The exercise
The entries below are to be transcribed in full, without their images.
# START OF Data to process
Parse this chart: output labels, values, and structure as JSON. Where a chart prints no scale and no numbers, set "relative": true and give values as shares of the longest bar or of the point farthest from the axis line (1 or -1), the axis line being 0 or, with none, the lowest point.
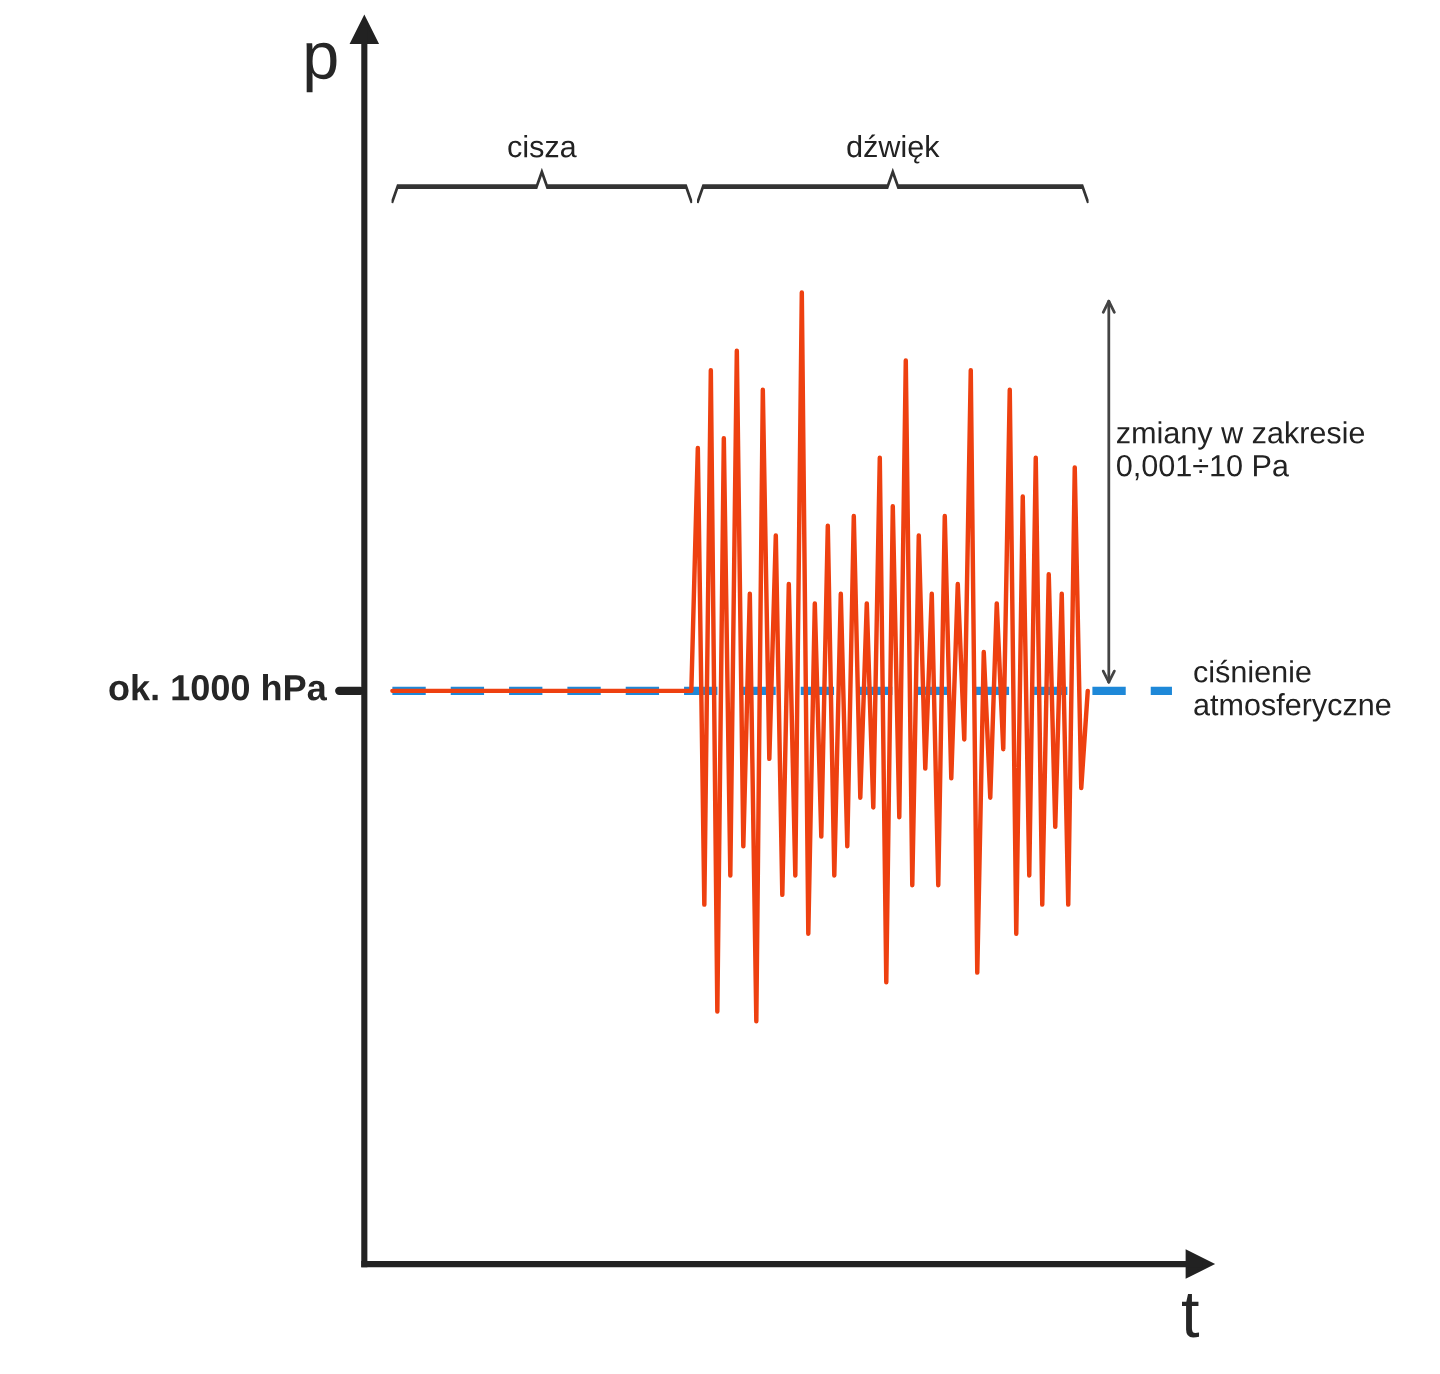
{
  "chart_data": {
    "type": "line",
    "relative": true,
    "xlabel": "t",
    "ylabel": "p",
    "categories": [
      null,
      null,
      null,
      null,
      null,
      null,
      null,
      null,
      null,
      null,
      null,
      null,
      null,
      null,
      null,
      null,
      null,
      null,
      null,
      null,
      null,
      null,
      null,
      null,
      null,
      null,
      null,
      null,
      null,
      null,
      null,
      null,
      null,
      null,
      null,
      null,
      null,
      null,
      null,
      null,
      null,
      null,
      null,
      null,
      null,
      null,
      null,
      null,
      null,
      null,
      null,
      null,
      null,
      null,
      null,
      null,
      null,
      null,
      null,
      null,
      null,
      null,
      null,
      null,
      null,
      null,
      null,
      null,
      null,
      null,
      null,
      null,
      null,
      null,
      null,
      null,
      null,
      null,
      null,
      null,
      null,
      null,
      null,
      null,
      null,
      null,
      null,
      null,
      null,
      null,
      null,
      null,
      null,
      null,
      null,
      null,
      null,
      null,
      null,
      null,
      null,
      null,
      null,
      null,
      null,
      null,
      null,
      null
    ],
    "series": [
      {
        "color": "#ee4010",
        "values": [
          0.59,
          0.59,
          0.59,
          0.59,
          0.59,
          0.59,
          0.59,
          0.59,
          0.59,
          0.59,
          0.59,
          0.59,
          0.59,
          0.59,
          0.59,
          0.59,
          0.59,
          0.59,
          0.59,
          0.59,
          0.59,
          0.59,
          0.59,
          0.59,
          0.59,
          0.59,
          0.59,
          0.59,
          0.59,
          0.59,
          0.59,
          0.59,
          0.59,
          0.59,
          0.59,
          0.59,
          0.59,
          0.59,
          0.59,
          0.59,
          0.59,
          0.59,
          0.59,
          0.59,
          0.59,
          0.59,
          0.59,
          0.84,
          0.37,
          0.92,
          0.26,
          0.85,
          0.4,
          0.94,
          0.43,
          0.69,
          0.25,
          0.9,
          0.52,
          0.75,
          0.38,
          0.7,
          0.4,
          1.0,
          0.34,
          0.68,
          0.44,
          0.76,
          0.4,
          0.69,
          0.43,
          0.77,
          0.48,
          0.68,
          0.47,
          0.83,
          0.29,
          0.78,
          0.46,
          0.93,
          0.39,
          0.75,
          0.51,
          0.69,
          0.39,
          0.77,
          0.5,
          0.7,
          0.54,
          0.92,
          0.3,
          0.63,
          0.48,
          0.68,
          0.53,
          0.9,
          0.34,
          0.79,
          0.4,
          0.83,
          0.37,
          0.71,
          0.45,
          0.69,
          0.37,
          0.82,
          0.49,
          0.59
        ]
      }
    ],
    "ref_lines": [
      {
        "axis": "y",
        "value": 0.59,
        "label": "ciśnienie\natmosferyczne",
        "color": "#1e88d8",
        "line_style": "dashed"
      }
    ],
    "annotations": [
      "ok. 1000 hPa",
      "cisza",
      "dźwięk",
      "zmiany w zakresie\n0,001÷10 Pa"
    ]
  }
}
# END OF Data to process
Written response
Parse this chart: output labels, values, and structure as JSON. Where a chart prints no scale and no numbers, set "relative": true and give values as shares of the longest bar or of the point farthest from the axis line (1 or -1), the axis line being 0 or, with none, the lowest point.
{
  "chart_data": {
    "type": "line",
    "relative": true,
    "xlabel": "t",
    "ylabel": "p",
    "categories": [
      null,
      null,
      null,
      null,
      null,
      null,
      null,
      null,
      null,
      null,
      null,
      null,
      null,
      null,
      null,
      null,
      null,
      null,
      null,
      null,
      null,
      null,
      null,
      null,
      null,
      null,
      null,
      null,
      null,
      null,
      null,
      null,
      null,
      null,
      null,
      null,
      null,
      null,
      null,
      null,
      null,
      null,
      null,
      null,
      null,
      null,
      null,
      null,
      null,
      null,
      null,
      null,
      null,
      null,
      null,
      null,
      null,
      null,
      null,
      null,
      null,
      null,
      null,
      null,
      null,
      null,
      null,
      null,
      null,
      null,
      null,
      null,
      null,
      null,
      null,
      null,
      null,
      null,
      null,
      null,
      null,
      null,
      null,
      null,
      null,
      null,
      null,
      null,
      null,
      null,
      null,
      null,
      null,
      null,
      null,
      null,
      null,
      null,
      null,
      null,
      null,
      null,
      null,
      null,
      null,
      null,
      null,
      null
    ],
    "series": [
      {
        "color": "#ee4010",
        "values": [
          0.59,
          0.59,
          0.59,
          0.59,
          0.59,
          0.59,
          0.59,
          0.59,
          0.59,
          0.59,
          0.59,
          0.59,
          0.59,
          0.59,
          0.59,
          0.59,
          0.59,
          0.59,
          0.59,
          0.59,
          0.59,
          0.59,
          0.59,
          0.59,
          0.59,
          0.59,
          0.59,
          0.59,
          0.59,
          0.59,
          0.59,
          0.59,
          0.59,
          0.59,
          0.59,
          0.59,
          0.59,
          0.59,
          0.59,
          0.59,
          0.59,
          0.59,
          0.59,
          0.59,
          0.59,
          0.59,
          0.59,
          0.84,
          0.37,
          0.92,
          0.26,
          0.85,
          0.4,
          0.94,
          0.43,
          0.69,
          0.25,
          0.9,
          0.52,
          0.75,
          0.38,
          0.7,
          0.4,
          1.0,
          0.34,
          0.68,
          0.44,
          0.76,
          0.4,
          0.69,
          0.43,
          0.77,
          0.48,
          0.68,
          0.47,
          0.83,
          0.29,
          0.78,
          0.46,
          0.93,
          0.39,
          0.75,
          0.51,
          0.69,
          0.39,
          0.77,
          0.5,
          0.7,
          0.54,
          0.92,
          0.3,
          0.63,
          0.48,
          0.68,
          0.53,
          0.9,
          0.34,
          0.79,
          0.4,
          0.83,
          0.37,
          0.71,
          0.45,
          0.69,
          0.37,
          0.82,
          0.49,
          0.59
        ]
      }
    ],
    "ref_lines": [
      {
        "axis": "y",
        "value": 0.59,
        "label": "ciśnienie\natmosferyczne",
        "color": "#1e88d8",
        "line_style": "dashed"
      }
    ],
    "annotations": [
      "ok. 1000 hPa",
      "cisza",
      "dźwięk",
      "zmiany w zakresie\n0,001÷10 Pa"
    ]
  }
}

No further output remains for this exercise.